AIM OF THE EXERCISE: Copy the lines that follow, keeping every character the same.

DATA ENTRIES:
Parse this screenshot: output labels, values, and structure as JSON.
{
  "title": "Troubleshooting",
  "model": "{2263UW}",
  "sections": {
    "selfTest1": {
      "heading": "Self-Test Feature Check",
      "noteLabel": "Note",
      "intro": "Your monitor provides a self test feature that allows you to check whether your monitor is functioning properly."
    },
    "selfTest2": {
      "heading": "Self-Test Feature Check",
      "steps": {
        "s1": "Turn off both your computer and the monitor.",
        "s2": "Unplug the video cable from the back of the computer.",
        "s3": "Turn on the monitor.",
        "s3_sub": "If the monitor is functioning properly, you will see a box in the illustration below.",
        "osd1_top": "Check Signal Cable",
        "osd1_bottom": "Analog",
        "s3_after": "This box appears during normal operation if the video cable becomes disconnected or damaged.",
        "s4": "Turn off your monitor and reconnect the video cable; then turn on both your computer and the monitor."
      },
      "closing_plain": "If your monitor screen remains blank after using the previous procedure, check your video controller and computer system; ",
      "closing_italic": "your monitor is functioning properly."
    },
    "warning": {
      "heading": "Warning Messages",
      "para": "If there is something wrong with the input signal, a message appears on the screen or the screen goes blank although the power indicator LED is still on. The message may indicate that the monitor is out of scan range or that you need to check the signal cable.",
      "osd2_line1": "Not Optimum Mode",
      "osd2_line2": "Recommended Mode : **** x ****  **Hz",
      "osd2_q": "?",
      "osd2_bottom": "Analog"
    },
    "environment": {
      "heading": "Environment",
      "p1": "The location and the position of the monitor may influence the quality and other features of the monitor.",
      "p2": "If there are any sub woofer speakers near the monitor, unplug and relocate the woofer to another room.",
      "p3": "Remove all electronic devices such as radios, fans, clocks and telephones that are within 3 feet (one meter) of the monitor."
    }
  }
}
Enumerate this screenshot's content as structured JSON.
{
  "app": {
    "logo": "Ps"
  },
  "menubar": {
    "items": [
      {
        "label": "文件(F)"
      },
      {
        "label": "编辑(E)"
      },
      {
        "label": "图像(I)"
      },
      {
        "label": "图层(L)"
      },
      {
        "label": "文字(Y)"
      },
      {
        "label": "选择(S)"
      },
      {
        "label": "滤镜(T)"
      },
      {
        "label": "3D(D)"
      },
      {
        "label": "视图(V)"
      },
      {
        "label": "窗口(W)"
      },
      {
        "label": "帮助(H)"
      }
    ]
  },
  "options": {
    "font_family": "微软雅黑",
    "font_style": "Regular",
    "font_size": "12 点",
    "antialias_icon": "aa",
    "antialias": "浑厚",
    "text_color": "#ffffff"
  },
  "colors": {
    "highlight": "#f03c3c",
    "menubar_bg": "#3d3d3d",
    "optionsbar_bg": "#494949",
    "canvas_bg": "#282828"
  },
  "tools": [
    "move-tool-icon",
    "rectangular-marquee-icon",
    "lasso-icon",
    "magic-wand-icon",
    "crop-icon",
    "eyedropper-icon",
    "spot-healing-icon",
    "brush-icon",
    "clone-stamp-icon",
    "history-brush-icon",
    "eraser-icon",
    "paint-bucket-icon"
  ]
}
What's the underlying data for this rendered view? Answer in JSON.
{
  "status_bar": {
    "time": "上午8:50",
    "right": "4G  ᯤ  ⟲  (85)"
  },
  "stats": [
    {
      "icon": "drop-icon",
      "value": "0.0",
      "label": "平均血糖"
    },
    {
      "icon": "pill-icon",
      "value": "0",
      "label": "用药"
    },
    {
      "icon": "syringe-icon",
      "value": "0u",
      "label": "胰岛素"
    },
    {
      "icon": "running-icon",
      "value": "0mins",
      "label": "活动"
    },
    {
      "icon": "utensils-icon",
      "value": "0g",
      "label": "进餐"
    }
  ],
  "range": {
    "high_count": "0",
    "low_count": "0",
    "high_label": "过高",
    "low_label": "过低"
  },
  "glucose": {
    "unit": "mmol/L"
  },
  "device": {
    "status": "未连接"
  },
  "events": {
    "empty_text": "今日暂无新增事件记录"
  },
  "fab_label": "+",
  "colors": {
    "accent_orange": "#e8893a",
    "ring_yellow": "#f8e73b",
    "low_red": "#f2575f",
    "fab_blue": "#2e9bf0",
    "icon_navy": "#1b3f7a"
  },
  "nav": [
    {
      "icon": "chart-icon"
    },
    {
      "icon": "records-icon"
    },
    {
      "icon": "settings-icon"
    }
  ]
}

SOLUTION FOR THIS TASK:
Parse this screenshot: output labels, values, and structure as JSON.
{
  "title": "Troubleshooting",
  "model": "{2263UW}",
  "sections": {
    "selfTest1": {
      "heading": "Self-Test Feature Check",
      "noteLabel": "Note",
      "intro": "Your monitor provides a self test feature that allows you to check whether your monitor is functioning properly."
    },
    "selfTest2": {
      "heading": "Self-Test Feature Check",
      "steps": {
        "s1": "Turn off both your computer and the monitor.",
        "s2": "Unplug the video cable from the back of the computer.",
        "s3": "Turn on the monitor.",
        "s3_sub": "If the monitor is functioning properly, you will see a box in the illustration below.",
        "osd1_top": "Check Signal Cable",
        "osd1_bottom": "Analog",
        "s3_after": "This box appears during normal operation if the video cable becomes disconnected or damaged.",
        "s4": "Turn off your monitor and reconnect the video cable; then turn on both your computer and the monitor."
      },
      "closing_plain": "If your monitor screen remains blank after using the previous procedure, check your video controller and computer system; ",
      "closing_italic": "your monitor is functioning properly."
    },
    "warning": {
      "heading": "Warning Messages",
      "para": "If there is something wrong with the input signal, a message appears on the screen or the screen goes blank although the power indicator LED is still on. The message may indicate that the monitor is out of scan range or that you need to check the signal cable.",
      "osd2_line1": "Not Optimum Mode",
      "osd2_line2": "Recommended Mode : **** x ****  **Hz",
      "osd2_q": "?",
      "osd2_bottom": "Analog"
    },
    "environment": {
      "heading": "Environment",
      "p1": "The location and the position of the monitor may influence the quality and other features of the monitor.",
      "p2": "If there are any sub woofer speakers near the monitor, unplug and relocate the woofer to another room.",
      "p3": "Remove all electronic devices such as radios, fans, clocks and telephones that are within 3 feet (one meter) of the monitor."
    }
  }
}
Enumerate this screenshot's content as structured JSON.
{
  "app": {
    "logo": "Ps"
  },
  "menubar": {
    "items": [
      {
        "label": "文件(F)"
      },
      {
        "label": "编辑(E)"
      },
      {
        "label": "图像(I)"
      },
      {
        "label": "图层(L)"
      },
      {
        "label": "文字(Y)"
      },
      {
        "label": "选择(S)"
      },
      {
        "label": "滤镜(T)"
      },
      {
        "label": "3D(D)"
      },
      {
        "label": "视图(V)"
      },
      {
        "label": "窗口(W)"
      },
      {
        "label": "帮助(H)"
      }
    ]
  },
  "options": {
    "font_family": "微软雅黑",
    "font_style": "Regular",
    "font_size": "12 点",
    "antialias_icon": "aa",
    "antialias": "浑厚",
    "text_color": "#ffffff"
  },
  "colors": {
    "highlight": "#f03c3c",
    "menubar_bg": "#3d3d3d",
    "optionsbar_bg": "#494949",
    "canvas_bg": "#282828"
  },
  "tools": [
    "move-tool-icon",
    "rectangular-marquee-icon",
    "lasso-icon",
    "magic-wand-icon",
    "crop-icon",
    "eyedropper-icon",
    "spot-healing-icon",
    "brush-icon",
    "clone-stamp-icon",
    "history-brush-icon",
    "eraser-icon",
    "paint-bucket-icon"
  ]
}
What's the underlying data for this rendered view? Answer in JSON.
{
  "status_bar": {
    "time": "上午8:50",
    "right": "4G  ᯤ  ⟲  (85)"
  },
  "stats": [
    {
      "icon": "drop-icon",
      "value": "0.0",
      "label": "平均血糖"
    },
    {
      "icon": "pill-icon",
      "value": "0",
      "label": "用药"
    },
    {
      "icon": "syringe-icon",
      "value": "0u",
      "label": "胰岛素"
    },
    {
      "icon": "running-icon",
      "value": "0mins",
      "label": "活动"
    },
    {
      "icon": "utensils-icon",
      "value": "0g",
      "label": "进餐"
    }
  ],
  "range": {
    "high_count": "0",
    "low_count": "0",
    "high_label": "过高",
    "low_label": "过低"
  },
  "glucose": {
    "unit": "mmol/L"
  },
  "device": {
    "status": "未连接"
  },
  "events": {
    "empty_text": "今日暂无新增事件记录"
  },
  "fab_label": "+",
  "colors": {
    "accent_orange": "#e8893a",
    "ring_yellow": "#f8e73b",
    "low_red": "#f2575f",
    "fab_blue": "#2e9bf0",
    "icon_navy": "#1b3f7a"
  },
  "nav": [
    {
      "icon": "chart-icon"
    },
    {
      "icon": "records-icon"
    },
    {
      "icon": "settings-icon"
    }
  ]
}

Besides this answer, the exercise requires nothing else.